--- start ---
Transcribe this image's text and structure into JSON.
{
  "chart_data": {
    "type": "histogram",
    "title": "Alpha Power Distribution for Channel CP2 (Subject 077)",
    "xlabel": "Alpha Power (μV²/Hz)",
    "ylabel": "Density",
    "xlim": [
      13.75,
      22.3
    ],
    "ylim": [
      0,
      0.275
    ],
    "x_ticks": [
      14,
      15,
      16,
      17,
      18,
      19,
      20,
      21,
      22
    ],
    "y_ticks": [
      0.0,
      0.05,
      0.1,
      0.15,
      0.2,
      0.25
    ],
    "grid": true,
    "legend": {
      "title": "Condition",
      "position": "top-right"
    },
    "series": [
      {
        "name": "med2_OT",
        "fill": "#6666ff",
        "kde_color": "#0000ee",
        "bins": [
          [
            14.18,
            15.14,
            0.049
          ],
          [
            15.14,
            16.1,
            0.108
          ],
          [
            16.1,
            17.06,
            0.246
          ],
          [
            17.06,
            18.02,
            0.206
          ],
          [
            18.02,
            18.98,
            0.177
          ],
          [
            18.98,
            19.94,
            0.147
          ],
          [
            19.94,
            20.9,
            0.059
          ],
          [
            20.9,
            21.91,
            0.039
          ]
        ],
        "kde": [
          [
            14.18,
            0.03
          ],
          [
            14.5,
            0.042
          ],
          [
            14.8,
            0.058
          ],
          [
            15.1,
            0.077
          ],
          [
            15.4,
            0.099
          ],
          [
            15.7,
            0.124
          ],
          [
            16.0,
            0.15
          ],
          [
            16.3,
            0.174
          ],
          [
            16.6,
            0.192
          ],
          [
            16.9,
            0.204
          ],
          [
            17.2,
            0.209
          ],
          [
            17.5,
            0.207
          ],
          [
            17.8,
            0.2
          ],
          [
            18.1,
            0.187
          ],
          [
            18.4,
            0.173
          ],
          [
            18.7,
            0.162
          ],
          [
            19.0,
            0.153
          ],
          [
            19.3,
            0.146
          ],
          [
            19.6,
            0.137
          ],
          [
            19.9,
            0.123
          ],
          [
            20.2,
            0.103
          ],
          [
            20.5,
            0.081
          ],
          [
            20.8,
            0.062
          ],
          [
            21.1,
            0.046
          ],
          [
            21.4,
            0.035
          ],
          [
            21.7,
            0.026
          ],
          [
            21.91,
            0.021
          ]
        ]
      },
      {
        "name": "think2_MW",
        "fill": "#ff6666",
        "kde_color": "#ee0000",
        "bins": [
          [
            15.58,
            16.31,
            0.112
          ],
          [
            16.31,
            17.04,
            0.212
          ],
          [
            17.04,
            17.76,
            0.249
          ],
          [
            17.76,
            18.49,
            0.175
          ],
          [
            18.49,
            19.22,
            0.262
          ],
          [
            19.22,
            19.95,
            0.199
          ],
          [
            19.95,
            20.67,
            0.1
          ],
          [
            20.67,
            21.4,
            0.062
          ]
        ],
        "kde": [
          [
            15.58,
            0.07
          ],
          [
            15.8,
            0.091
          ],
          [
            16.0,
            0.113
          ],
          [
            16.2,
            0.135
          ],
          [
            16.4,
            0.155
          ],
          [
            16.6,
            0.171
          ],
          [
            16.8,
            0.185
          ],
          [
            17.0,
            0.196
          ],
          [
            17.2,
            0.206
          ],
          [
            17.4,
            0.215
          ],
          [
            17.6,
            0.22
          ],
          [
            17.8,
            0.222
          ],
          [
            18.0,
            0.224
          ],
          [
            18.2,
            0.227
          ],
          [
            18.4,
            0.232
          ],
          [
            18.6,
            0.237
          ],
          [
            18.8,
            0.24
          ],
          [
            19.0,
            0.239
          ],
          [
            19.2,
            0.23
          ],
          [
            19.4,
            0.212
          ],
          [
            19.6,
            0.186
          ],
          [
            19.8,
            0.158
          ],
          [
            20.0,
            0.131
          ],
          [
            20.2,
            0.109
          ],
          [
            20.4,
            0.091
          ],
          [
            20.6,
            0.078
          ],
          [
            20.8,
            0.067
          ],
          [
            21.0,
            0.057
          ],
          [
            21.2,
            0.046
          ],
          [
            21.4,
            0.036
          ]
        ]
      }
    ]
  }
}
--- end ---
Given task: Count every line in the listing above that holds "Power", then report only the count.

Correct answer: 2